Copy the listing below in full and skip every picture.

[Stored items]
═══

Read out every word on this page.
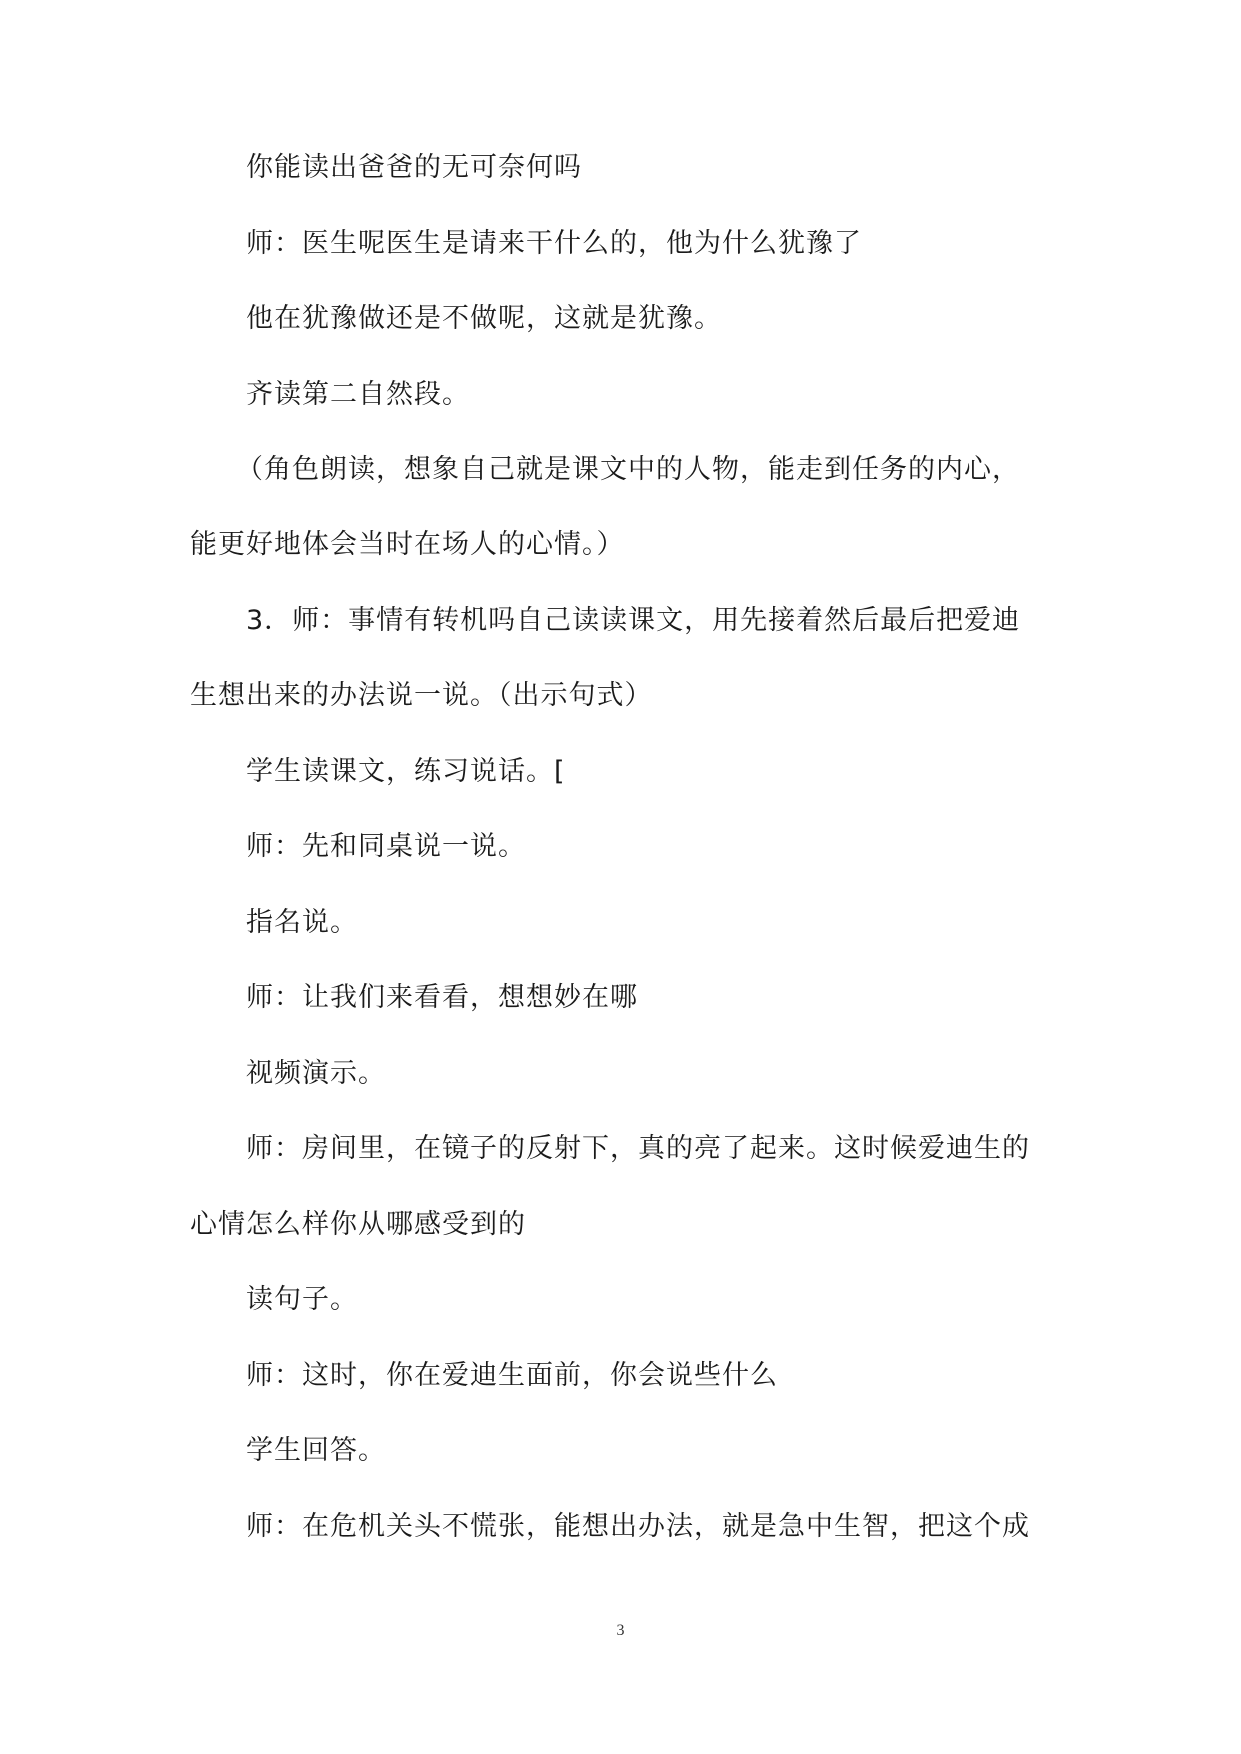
你能读出爸爸的无可奈何吗
师：医生呢医生是请来干什么的，他为什么犹豫了
他在犹豫做还是不做呢，这就是犹豫。
齐读第二自然段。
（角色朗读，想象自己就是课文中的人物，能走到任务的内心，
能更好地体会当时在场人的心情。）
3．师：事情有转机吗自己读读课文，用先接着然后最后把爱迪
生想出来的办法说一说。（出示句式）
学生读课文，练习说话。[
师：先和同桌说一说。
指名说。
师：让我们来看看，想想妙在哪
视频演示。
师：房间里，在镜子的反射下，真的亮了起来。这时候爱迪生的
心情怎么样你从哪感受到的
读句子。
师：这时，你在爱迪生面前，你会说些什么
学生回答。
师：在危机关头不慌张，能想出办法，就是急中生智，把这个成
3
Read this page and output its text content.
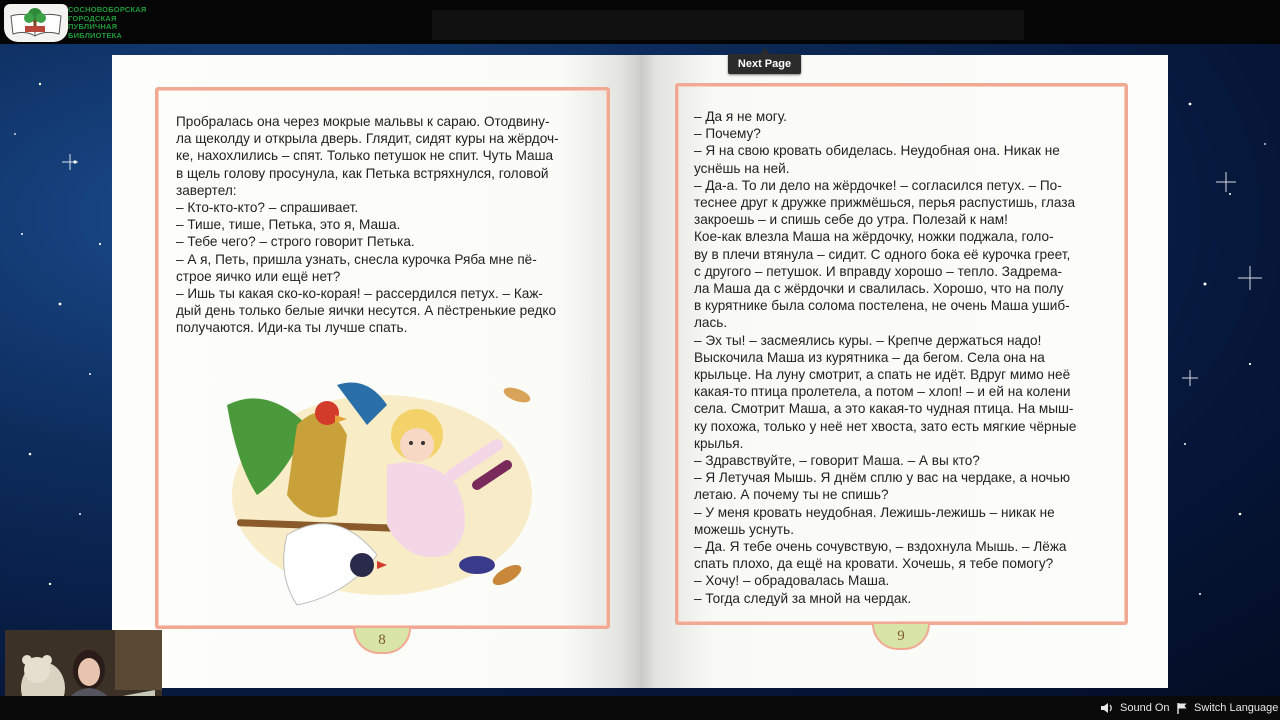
СОСНОВОБОРСКАЯ ГОРОДСКАЯ ПУБЛИЧНАЯ БИБЛИОТЕКА

Пробралась она через мокрые мальвы к сараю. Отодвину-

ла щеколду и открыла дверь. Глядит, сидят куры на жёрдоч-

ке, нахохлились – спят. Только петушок не спит. Чуть Маша

в щель голову просунула, как Петька встряхнулся, головой

завертел:

– Кто-кто-кто? – спрашивает.

– Тише, тише, Петька, это я, Маша.

– Тебе чего? – строго говорит Петька.

– А я, Петь, пришла узнать, снесла курочка Ряба мне пё-

строе яичко или ещё нет?

– Ишь ты какая ско-ко-корая! – рассердился петух. – Каж-

дый день только белые яички несутся. А пёстренькие редко

получаются. Иди-ка ты лучше спать.

8

– Да я не могу.

– Почему?

– Я на свою кровать обиделась. Неудобная она. Никак не

уснёшь на ней.

– Да-а. То ли дело на жёрдочке! – согласился петух. – По-

теснее друг к дружке прижмёшься, перья распустишь, глаза

закроешь – и спишь себе до утра. Полезай к нам!

Кое-как влезла Маша на жёрдочку, ножки поджала, голо-

ву в плечи втянула – сидит. С одного бока её курочка греет,

с другого – петушок. И вправду хорошо – тепло. Задрема-

ла Маша да с жёрдочки и свалилась. Хорошо, что на полу

в курятнике была солома постелена, не очень Маша ушиб-

лась.

– Эх ты! – засмеялись куры. – Крепче держаться надо!

Выскочила Маша из курятника – да бегом. Села она на

крыльце. На луну смотрит, а спать не идёт. Вдруг мимо неё

какая-то птица пролетела, а потом – хлоп! – и ей на колени

села. Смотрит Маша, а это какая-то чудная птица. На мыш-

ку похожа, только у неё нет хвоста, зато есть мягкие чёрные

крылья.

– Здравствуйте, – говорит Маша. – А вы кто?

– Я Летучая Мышь. Я днём сплю у вас на чердаке, а ночью

летаю. А почему ты не спишь?

– У меня кровать неудобная. Лежишь-лежишь – никак не

можешь уснуть.

– Да. Я тебе очень сочувствую, – вздохнула Мышь. – Лёжа

спать плохо, да ещё на кровати. Хочешь, я тебе помогу?

– Хочу! – обрадовалась Маша.

– Тогда следуй за мной на чердак.

9
Next Page
Sound On Switch Language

═══

#### [Complete response]
Read out every word on this page.
你能读出爸爸的无可奈何吗
师：医生呢医生是请来干什么的，他为什么犹豫了
他在犹豫做还是不做呢，这就是犹豫。
齐读第二自然段。
（角色朗读，想象自己就是课文中的人物，能走到任务的内心，
能更好地体会当时在场人的心情。）
3．师：事情有转机吗自己读读课文，用先接着然后最后把爱迪
生想出来的办法说一说。（出示句式）
学生读课文，练习说话。[
师：先和同桌说一说。
指名说。
师：让我们来看看，想想妙在哪
视频演示。
师：房间里，在镜子的反射下，真的亮了起来。这时候爱迪生的
心情怎么样你从哪感受到的
读句子。
师：这时，你在爱迪生面前，你会说些什么
学生回答。
师：在危机关头不慌张，能想出办法，就是急中生智，把这个成
3
Read this page and output its text content.
СОСНОВОБОРСКАЯ ГОРОДСКАЯ ПУБЛИЧНАЯ БИБЛИОТЕКА

Пробралась она через мокрые мальвы к сараю. Отодвину-

ла щеколду и открыла дверь. Глядит, сидят куры на жёрдоч-

ке, нахохлились – спят. Только петушок не спит. Чуть Маша

в щель голову просунула, как Петька встряхнулся, головой

завертел:

– Кто-кто-кто? – спрашивает.

– Тише, тише, Петька, это я, Маша.

– Тебе чего? – строго говорит Петька.

– А я, Петь, пришла узнать, снесла курочка Ряба мне пё-

строе яичко или ещё нет?

– Ишь ты какая ско-ко-корая! – рассердился петух. – Каж-

дый день только белые яички несутся. А пёстренькие редко

получаются. Иди-ка ты лучше спать.

8

– Да я не могу.

– Почему?

– Я на свою кровать обиделась. Неудобная она. Никак не

уснёшь на ней.

– Да-а. То ли дело на жёрдочке! – согласился петух. – По-

теснее друг к дружке прижмёшься, перья распустишь, глаза

закроешь – и спишь себе до утра. Полезай к нам!

Кое-как влезла Маша на жёрдочку, ножки поджала, голо-

ву в плечи втянула – сидит. С одного бока её курочка греет,

с другого – петушок. И вправду хорошо – тепло. Задрема-

ла Маша да с жёрдочки и свалилась. Хорошо, что на полу

в курятнике была солома постелена, не очень Маша ушиб-

лась.

– Эх ты! – засмеялись куры. – Крепче держаться надо!

Выскочила Маша из курятника – да бегом. Села она на

крыльце. На луну смотрит, а спать не идёт. Вдруг мимо неё

какая-то птица пролетела, а потом – хлоп! – и ей на колени

села. Смотрит Маша, а это какая-то чудная птица. На мыш-

ку похожа, только у неё нет хвоста, зато есть мягкие чёрные

крылья.

– Здравствуйте, – говорит Маша. – А вы кто?

– Я Летучая Мышь. Я днём сплю у вас на чердаке, а ночью

летаю. А почему ты не спишь?

– У меня кровать неудобная. Лежишь-лежишь – никак не

можешь уснуть.

– Да. Я тебе очень сочувствую, – вздохнула Мышь. – Лёжа

спать плохо, да ещё на кровати. Хочешь, я тебе помогу?

– Хочу! – обрадовалась Маша.

– Тогда следуй за мной на чердак.

9
Next Page
Sound On Switch Language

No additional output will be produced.